#### Exercise details
Your task is to print all of the material verbatim.

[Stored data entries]
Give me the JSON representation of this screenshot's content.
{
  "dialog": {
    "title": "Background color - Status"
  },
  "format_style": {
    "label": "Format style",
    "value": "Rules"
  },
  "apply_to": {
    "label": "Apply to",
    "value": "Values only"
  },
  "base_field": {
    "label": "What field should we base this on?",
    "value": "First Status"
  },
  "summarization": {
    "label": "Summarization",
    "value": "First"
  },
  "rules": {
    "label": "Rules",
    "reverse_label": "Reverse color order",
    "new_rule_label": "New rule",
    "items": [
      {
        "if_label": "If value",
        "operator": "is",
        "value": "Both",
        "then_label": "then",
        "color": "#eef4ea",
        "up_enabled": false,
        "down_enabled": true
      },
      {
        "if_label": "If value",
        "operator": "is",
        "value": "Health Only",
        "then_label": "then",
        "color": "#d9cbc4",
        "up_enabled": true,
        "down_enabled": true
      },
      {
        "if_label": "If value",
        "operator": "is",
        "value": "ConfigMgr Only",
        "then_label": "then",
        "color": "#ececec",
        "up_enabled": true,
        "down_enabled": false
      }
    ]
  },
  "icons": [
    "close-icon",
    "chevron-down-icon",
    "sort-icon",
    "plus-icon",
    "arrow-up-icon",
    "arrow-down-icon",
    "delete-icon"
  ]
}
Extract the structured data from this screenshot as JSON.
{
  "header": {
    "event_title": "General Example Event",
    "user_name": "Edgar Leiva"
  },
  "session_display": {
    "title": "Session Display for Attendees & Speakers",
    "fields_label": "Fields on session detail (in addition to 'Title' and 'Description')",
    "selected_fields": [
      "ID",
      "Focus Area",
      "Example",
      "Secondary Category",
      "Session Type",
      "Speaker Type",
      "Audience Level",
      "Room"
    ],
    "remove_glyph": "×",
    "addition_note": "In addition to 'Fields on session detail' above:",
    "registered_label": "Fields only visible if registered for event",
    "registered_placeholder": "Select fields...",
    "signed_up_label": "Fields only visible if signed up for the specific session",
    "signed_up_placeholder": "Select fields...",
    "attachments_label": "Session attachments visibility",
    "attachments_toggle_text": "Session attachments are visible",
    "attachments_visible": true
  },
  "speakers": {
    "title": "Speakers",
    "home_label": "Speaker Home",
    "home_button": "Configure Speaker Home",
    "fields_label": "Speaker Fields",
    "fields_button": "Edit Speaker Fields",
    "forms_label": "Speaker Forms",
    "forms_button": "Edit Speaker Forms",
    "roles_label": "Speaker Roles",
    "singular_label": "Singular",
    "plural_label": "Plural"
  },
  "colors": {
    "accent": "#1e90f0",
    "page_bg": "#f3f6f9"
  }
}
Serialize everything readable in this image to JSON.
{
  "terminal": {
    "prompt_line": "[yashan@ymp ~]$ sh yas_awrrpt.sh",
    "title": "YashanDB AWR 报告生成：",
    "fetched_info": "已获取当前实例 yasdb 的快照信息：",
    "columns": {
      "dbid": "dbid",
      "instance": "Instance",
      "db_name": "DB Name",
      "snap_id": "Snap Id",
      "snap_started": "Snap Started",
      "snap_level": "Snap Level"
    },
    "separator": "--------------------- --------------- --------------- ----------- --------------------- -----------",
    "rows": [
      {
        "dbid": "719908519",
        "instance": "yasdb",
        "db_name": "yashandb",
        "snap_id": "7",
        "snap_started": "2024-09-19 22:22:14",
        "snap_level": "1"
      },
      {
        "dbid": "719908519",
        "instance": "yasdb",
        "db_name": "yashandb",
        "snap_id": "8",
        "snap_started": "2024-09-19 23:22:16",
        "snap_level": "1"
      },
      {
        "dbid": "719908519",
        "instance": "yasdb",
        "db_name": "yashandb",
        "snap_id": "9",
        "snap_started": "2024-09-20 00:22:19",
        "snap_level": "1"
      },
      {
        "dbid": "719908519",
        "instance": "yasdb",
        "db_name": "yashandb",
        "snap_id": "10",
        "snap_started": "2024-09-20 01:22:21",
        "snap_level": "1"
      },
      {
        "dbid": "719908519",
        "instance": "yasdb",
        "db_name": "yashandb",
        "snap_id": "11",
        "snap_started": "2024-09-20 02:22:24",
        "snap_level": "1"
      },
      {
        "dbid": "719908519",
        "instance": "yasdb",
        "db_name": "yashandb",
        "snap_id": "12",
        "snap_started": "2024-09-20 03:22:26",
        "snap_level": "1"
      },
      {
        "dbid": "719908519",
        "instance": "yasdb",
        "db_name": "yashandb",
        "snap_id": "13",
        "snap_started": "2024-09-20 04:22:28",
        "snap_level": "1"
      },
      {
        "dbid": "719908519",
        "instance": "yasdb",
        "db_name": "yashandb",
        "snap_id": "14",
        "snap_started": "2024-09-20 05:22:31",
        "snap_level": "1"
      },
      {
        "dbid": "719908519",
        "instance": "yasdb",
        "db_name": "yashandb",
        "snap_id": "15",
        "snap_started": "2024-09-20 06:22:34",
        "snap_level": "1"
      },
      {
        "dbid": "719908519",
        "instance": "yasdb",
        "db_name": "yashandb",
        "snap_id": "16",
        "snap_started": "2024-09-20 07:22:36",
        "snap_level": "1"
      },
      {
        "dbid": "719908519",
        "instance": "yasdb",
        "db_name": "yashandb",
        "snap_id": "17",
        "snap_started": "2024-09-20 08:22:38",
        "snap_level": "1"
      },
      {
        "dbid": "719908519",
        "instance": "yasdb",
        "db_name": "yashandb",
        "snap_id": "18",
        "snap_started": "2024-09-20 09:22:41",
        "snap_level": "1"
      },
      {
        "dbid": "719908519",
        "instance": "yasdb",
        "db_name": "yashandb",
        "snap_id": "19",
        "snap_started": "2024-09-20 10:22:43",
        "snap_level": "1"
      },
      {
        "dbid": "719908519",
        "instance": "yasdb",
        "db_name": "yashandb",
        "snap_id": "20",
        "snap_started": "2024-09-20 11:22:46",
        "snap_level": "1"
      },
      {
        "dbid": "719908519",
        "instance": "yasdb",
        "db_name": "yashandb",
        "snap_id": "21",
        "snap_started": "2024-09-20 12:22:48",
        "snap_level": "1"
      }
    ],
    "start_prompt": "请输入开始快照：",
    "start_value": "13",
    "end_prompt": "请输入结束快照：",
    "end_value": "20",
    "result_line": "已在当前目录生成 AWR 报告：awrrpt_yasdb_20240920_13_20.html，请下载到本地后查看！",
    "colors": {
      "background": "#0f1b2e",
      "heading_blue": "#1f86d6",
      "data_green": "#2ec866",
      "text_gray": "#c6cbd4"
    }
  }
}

#### Worked solution
Give me the JSON representation of this screenshot's content.
{
  "dialog": {
    "title": "Background color - Status"
  },
  "format_style": {
    "label": "Format style",
    "value": "Rules"
  },
  "apply_to": {
    "label": "Apply to",
    "value": "Values only"
  },
  "base_field": {
    "label": "What field should we base this on?",
    "value": "First Status"
  },
  "summarization": {
    "label": "Summarization",
    "value": "First"
  },
  "rules": {
    "label": "Rules",
    "reverse_label": "Reverse color order",
    "new_rule_label": "New rule",
    "items": [
      {
        "if_label": "If value",
        "operator": "is",
        "value": "Both",
        "then_label": "then",
        "color": "#eef4ea",
        "up_enabled": false,
        "down_enabled": true
      },
      {
        "if_label": "If value",
        "operator": "is",
        "value": "Health Only",
        "then_label": "then",
        "color": "#d9cbc4",
        "up_enabled": true,
        "down_enabled": true
      },
      {
        "if_label": "If value",
        "operator": "is",
        "value": "ConfigMgr Only",
        "then_label": "then",
        "color": "#ececec",
        "up_enabled": true,
        "down_enabled": false
      }
    ]
  },
  "icons": [
    "close-icon",
    "chevron-down-icon",
    "sort-icon",
    "plus-icon",
    "arrow-up-icon",
    "arrow-down-icon",
    "delete-icon"
  ]
}
Extract the structured data from this screenshot as JSON.
{
  "header": {
    "event_title": "General Example Event",
    "user_name": "Edgar Leiva"
  },
  "session_display": {
    "title": "Session Display for Attendees & Speakers",
    "fields_label": "Fields on session detail (in addition to 'Title' and 'Description')",
    "selected_fields": [
      "ID",
      "Focus Area",
      "Example",
      "Secondary Category",
      "Session Type",
      "Speaker Type",
      "Audience Level",
      "Room"
    ],
    "remove_glyph": "×",
    "addition_note": "In addition to 'Fields on session detail' above:",
    "registered_label": "Fields only visible if registered for event",
    "registered_placeholder": "Select fields...",
    "signed_up_label": "Fields only visible if signed up for the specific session",
    "signed_up_placeholder": "Select fields...",
    "attachments_label": "Session attachments visibility",
    "attachments_toggle_text": "Session attachments are visible",
    "attachments_visible": true
  },
  "speakers": {
    "title": "Speakers",
    "home_label": "Speaker Home",
    "home_button": "Configure Speaker Home",
    "fields_label": "Speaker Fields",
    "fields_button": "Edit Speaker Fields",
    "forms_label": "Speaker Forms",
    "forms_button": "Edit Speaker Forms",
    "roles_label": "Speaker Roles",
    "singular_label": "Singular",
    "plural_label": "Plural"
  },
  "colors": {
    "accent": "#1e90f0",
    "page_bg": "#f3f6f9"
  }
}
Serialize everything readable in this image to JSON.
{
  "terminal": {
    "prompt_line": "[yashan@ymp ~]$ sh yas_awrrpt.sh",
    "title": "YashanDB AWR 报告生成：",
    "fetched_info": "已获取当前实例 yasdb 的快照信息：",
    "columns": {
      "dbid": "dbid",
      "instance": "Instance",
      "db_name": "DB Name",
      "snap_id": "Snap Id",
      "snap_started": "Snap Started",
      "snap_level": "Snap Level"
    },
    "separator": "--------------------- --------------- --------------- ----------- --------------------- -----------",
    "rows": [
      {
        "dbid": "719908519",
        "instance": "yasdb",
        "db_name": "yashandb",
        "snap_id": "7",
        "snap_started": "2024-09-19 22:22:14",
        "snap_level": "1"
      },
      {
        "dbid": "719908519",
        "instance": "yasdb",
        "db_name": "yashandb",
        "snap_id": "8",
        "snap_started": "2024-09-19 23:22:16",
        "snap_level": "1"
      },
      {
        "dbid": "719908519",
        "instance": "yasdb",
        "db_name": "yashandb",
        "snap_id": "9",
        "snap_started": "2024-09-20 00:22:19",
        "snap_level": "1"
      },
      {
        "dbid": "719908519",
        "instance": "yasdb",
        "db_name": "yashandb",
        "snap_id": "10",
        "snap_started": "2024-09-20 01:22:21",
        "snap_level": "1"
      },
      {
        "dbid": "719908519",
        "instance": "yasdb",
        "db_name": "yashandb",
        "snap_id": "11",
        "snap_started": "2024-09-20 02:22:24",
        "snap_level": "1"
      },
      {
        "dbid": "719908519",
        "instance": "yasdb",
        "db_name": "yashandb",
        "snap_id": "12",
        "snap_started": "2024-09-20 03:22:26",
        "snap_level": "1"
      },
      {
        "dbid": "719908519",
        "instance": "yasdb",
        "db_name": "yashandb",
        "snap_id": "13",
        "snap_started": "2024-09-20 04:22:28",
        "snap_level": "1"
      },
      {
        "dbid": "719908519",
        "instance": "yasdb",
        "db_name": "yashandb",
        "snap_id": "14",
        "snap_started": "2024-09-20 05:22:31",
        "snap_level": "1"
      },
      {
        "dbid": "719908519",
        "instance": "yasdb",
        "db_name": "yashandb",
        "snap_id": "15",
        "snap_started": "2024-09-20 06:22:34",
        "snap_level": "1"
      },
      {
        "dbid": "719908519",
        "instance": "yasdb",
        "db_name": "yashandb",
        "snap_id": "16",
        "snap_started": "2024-09-20 07:22:36",
        "snap_level": "1"
      },
      {
        "dbid": "719908519",
        "instance": "yasdb",
        "db_name": "yashandb",
        "snap_id": "17",
        "snap_started": "2024-09-20 08:22:38",
        "snap_level": "1"
      },
      {
        "dbid": "719908519",
        "instance": "yasdb",
        "db_name": "yashandb",
        "snap_id": "18",
        "snap_started": "2024-09-20 09:22:41",
        "snap_level": "1"
      },
      {
        "dbid": "719908519",
        "instance": "yasdb",
        "db_name": "yashandb",
        "snap_id": "19",
        "snap_started": "2024-09-20 10:22:43",
        "snap_level": "1"
      },
      {
        "dbid": "719908519",
        "instance": "yasdb",
        "db_name": "yashandb",
        "snap_id": "20",
        "snap_started": "2024-09-20 11:22:46",
        "snap_level": "1"
      },
      {
        "dbid": "719908519",
        "instance": "yasdb",
        "db_name": "yashandb",
        "snap_id": "21",
        "snap_started": "2024-09-20 12:22:48",
        "snap_level": "1"
      }
    ],
    "start_prompt": "请输入开始快照：",
    "start_value": "13",
    "end_prompt": "请输入结束快照：",
    "end_value": "20",
    "result_line": "已在当前目录生成 AWR 报告：awrrpt_yasdb_20240920_13_20.html，请下载到本地后查看！",
    "colors": {
      "background": "#0f1b2e",
      "heading_blue": "#1f86d6",
      "data_green": "#2ec866",
      "text_gray": "#c6cbd4"
    }
  }
}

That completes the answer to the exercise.